- [AIM]: In the data below, locate each line with the word "difference" and list it.

- [DATA SUPPLIED]:
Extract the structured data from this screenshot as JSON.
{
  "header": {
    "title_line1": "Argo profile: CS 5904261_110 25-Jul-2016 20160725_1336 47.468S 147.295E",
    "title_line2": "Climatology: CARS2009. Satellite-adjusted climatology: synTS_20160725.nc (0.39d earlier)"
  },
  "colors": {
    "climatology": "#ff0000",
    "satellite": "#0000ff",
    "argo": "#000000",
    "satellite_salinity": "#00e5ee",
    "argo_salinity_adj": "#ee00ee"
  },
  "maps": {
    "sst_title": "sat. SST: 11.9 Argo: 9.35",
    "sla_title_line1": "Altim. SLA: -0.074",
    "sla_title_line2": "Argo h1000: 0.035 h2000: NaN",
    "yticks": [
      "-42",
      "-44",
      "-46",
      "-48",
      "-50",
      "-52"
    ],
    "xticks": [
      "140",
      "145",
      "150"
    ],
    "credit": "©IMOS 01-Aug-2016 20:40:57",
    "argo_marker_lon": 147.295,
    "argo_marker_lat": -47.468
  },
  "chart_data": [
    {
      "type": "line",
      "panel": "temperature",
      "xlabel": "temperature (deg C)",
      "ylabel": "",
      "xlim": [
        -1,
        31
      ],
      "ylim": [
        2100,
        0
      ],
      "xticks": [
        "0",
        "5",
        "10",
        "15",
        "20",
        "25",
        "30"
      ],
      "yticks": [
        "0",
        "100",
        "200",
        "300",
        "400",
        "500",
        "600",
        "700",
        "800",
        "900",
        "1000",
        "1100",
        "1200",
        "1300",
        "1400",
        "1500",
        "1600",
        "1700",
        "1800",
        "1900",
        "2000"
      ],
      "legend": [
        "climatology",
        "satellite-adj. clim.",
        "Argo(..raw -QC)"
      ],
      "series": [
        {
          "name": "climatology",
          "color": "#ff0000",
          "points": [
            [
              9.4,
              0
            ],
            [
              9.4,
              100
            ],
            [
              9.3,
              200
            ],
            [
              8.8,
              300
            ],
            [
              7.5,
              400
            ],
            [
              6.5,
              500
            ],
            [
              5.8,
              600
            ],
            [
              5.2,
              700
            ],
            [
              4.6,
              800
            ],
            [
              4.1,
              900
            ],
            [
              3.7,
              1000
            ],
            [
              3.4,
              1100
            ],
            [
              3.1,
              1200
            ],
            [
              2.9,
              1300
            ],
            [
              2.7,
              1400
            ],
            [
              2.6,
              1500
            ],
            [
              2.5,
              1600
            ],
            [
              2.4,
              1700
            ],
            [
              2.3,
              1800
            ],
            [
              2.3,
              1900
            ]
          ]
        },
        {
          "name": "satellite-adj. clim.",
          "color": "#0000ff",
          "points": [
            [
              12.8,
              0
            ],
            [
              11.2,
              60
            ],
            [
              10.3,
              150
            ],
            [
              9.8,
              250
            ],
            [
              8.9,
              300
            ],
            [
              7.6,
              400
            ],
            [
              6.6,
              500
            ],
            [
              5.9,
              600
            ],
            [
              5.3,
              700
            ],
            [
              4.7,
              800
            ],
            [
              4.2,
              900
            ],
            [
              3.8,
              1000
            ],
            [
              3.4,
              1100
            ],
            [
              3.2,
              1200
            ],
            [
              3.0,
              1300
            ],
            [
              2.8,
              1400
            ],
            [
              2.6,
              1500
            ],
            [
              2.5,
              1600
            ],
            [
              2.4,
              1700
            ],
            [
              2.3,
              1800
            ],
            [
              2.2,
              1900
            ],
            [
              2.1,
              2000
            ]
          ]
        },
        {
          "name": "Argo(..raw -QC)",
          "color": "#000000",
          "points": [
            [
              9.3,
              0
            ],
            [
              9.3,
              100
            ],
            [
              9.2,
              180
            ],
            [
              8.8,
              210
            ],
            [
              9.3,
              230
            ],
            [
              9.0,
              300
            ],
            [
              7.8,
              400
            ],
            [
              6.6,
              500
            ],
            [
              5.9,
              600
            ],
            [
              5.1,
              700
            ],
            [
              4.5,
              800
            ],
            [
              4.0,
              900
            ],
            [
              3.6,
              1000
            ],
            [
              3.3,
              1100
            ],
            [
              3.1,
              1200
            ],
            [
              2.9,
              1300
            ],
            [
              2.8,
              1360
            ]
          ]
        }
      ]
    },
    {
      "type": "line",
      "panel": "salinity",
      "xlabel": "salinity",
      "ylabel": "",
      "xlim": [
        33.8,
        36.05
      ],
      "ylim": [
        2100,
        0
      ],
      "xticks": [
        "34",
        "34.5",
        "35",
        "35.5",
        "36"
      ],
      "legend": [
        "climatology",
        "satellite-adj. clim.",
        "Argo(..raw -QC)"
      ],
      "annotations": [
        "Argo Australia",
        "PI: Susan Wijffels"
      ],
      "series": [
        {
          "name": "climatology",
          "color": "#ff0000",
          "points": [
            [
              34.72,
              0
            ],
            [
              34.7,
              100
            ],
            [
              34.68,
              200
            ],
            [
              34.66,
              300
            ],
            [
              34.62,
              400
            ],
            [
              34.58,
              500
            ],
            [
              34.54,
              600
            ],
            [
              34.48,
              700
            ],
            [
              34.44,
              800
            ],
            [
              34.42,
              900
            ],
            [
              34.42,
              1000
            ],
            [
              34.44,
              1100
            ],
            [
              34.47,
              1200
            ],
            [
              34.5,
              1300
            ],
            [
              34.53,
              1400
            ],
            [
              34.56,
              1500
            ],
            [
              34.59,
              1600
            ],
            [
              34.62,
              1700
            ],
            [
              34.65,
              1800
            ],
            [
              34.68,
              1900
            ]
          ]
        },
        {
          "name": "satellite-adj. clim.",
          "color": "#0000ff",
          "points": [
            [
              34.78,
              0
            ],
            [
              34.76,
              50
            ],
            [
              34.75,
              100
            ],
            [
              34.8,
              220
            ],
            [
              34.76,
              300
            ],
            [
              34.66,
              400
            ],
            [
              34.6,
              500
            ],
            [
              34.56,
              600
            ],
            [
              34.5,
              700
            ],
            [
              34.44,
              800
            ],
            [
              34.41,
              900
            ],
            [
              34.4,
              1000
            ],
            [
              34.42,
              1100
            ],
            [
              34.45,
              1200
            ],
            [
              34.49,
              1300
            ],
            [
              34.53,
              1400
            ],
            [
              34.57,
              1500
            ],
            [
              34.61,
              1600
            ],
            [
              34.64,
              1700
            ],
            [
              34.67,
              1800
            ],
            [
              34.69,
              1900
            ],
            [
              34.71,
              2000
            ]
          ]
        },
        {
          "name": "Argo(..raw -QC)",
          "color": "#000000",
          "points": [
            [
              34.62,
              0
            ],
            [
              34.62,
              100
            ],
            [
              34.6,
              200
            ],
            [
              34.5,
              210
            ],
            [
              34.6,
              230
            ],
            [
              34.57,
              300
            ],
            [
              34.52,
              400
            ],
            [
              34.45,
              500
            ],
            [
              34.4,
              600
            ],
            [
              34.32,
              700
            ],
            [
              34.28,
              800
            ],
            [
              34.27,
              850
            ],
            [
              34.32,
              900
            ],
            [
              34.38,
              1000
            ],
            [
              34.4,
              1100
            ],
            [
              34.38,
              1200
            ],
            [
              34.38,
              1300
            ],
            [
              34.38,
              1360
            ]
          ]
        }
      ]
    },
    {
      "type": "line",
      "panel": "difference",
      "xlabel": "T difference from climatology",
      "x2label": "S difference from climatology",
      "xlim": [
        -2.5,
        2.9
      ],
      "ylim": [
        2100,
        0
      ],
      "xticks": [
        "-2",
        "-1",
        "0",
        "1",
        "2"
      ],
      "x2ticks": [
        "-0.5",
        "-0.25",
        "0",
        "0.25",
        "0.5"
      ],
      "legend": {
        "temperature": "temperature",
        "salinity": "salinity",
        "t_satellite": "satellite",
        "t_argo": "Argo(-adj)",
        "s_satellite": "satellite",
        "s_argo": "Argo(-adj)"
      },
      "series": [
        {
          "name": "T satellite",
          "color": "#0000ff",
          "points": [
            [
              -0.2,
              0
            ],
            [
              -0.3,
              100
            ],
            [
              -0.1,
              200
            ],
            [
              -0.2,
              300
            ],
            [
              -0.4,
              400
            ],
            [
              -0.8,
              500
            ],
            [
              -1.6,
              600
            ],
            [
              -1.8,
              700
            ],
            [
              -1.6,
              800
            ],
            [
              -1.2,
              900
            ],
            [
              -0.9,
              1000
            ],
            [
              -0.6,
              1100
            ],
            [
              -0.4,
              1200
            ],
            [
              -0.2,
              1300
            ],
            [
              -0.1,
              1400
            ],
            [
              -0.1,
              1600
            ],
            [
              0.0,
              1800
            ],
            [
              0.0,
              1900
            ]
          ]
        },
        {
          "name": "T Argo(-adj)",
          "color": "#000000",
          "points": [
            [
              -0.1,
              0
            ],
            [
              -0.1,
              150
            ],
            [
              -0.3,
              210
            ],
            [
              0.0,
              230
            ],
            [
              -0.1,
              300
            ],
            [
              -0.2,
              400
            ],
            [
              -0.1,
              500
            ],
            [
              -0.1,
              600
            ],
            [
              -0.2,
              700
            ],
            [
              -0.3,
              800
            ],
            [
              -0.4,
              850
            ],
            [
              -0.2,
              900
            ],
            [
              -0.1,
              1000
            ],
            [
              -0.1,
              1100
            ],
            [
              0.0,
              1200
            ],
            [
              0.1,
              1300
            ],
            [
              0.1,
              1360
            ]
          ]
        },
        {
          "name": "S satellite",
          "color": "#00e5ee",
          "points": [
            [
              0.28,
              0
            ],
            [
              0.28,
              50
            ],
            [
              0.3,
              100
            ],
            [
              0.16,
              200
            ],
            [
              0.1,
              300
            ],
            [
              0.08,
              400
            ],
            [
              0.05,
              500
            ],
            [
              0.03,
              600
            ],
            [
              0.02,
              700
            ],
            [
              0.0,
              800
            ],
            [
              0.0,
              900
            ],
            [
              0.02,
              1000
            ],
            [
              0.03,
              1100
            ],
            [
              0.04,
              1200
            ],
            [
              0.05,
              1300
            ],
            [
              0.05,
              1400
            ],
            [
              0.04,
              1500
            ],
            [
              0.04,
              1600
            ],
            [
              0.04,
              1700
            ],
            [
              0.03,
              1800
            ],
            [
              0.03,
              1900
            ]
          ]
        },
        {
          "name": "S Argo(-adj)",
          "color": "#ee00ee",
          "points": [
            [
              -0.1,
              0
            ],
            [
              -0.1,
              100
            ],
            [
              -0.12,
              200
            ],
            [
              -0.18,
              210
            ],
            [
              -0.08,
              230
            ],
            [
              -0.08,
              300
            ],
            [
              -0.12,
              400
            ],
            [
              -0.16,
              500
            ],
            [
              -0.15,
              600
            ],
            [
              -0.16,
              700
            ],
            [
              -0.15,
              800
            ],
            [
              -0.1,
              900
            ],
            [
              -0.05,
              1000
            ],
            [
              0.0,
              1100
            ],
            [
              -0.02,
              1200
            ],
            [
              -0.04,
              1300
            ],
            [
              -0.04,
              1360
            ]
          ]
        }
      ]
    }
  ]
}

- [TASK RESULT]:
      "panel": "difference",
      "xlabel": "T difference from climatology",
      "x2label": "S difference from climatology",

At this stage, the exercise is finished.